GIVEN INFORMATION =>
----

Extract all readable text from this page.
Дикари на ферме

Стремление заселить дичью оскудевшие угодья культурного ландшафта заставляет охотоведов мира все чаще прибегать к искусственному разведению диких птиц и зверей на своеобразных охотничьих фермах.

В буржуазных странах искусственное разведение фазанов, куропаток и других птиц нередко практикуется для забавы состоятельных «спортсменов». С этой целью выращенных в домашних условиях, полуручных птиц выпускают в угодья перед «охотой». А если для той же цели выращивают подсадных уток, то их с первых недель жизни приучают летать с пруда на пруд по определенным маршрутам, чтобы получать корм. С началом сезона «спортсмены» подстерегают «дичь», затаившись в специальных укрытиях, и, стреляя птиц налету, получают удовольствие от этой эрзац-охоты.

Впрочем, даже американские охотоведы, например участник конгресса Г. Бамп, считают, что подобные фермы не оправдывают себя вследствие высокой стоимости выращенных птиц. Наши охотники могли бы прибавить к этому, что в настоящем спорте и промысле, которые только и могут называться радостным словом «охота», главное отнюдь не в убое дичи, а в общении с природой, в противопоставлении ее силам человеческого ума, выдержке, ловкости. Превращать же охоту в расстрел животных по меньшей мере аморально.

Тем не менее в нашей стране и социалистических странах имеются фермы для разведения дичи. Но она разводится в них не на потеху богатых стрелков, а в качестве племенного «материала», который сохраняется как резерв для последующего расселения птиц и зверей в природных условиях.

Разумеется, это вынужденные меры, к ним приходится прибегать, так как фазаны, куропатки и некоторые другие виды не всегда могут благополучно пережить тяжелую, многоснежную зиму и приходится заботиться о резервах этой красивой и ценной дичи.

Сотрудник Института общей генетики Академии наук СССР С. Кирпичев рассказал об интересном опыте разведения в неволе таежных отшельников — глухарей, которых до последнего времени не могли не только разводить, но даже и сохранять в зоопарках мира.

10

----

THE REQUEST => Exactly as shown, repeat every record.

EXERCISE SOLUTION =>
Extract all readable text from this page.
Дикари на ферме

Стремление заселить дичью оскудевшие угодья культурного ландшафта заставляет охотоведов мира все чаще прибегать к искусственному разведению диких птиц и зверей на своеобразных охотничьих фермах.

В буржуазных странах искусственное разведение фазанов, куропаток и других птиц нередко практикуется для забавы состоятельных «спортсменов». С этой целью выращенных в домашних условиях, полуручных птиц выпускают в угодья перед «охотой». А если для той же цели выращивают подсадных уток, то их с первых недель жизни приучают летать с пруда на пруд по определенным маршрутам, чтобы получать корм. С началом сезона «спортсмены» подстерегают «дичь», затаившись в специальных укрытиях, и, стреляя птиц налету, получают удовольствие от этой эрзац-охоты.

Впрочем, даже американские охотоведы, например участник конгресса Г. Бамп, считают, что подобные фермы не оправдывают себя вследствие высокой стоимости выращенных птиц. Наши охотники могли бы прибавить к этому, что в настоящем спорте и промысле, которые только и могут называться радостным словом «охота», главное отнюдь не в убое дичи, а в общении с природой, в противопоставлении ее силам человеческого ума, выдержке, ловкости. Превращать же охоту в расстрел животных по меньшей мере аморально.

Тем не менее в нашей стране и социалистических странах имеются фермы для разведения дичи. Но она разводится в них не на потеху богатых стрелков, а в качестве племенного «материала», который сохраняется как резерв для последующего расселения птиц и зверей в природных условиях.

Разумеется, это вынужденные меры, к ним приходится прибегать, так как фазаны, куропатки и некоторые другие виды не всегда могут благополучно пережить тяжелую, многоснежную зиму и приходится заботиться о резервах этой красивой и ценной дичи.

Сотрудник Института общей генетики Академии наук СССР С. Кирпичев рассказал об интересном опыте разведения в неволе таежных отшельников — глухарей, которых до последнего времени не могли не только разводить, но даже и сохранять в зоопарках мира.

10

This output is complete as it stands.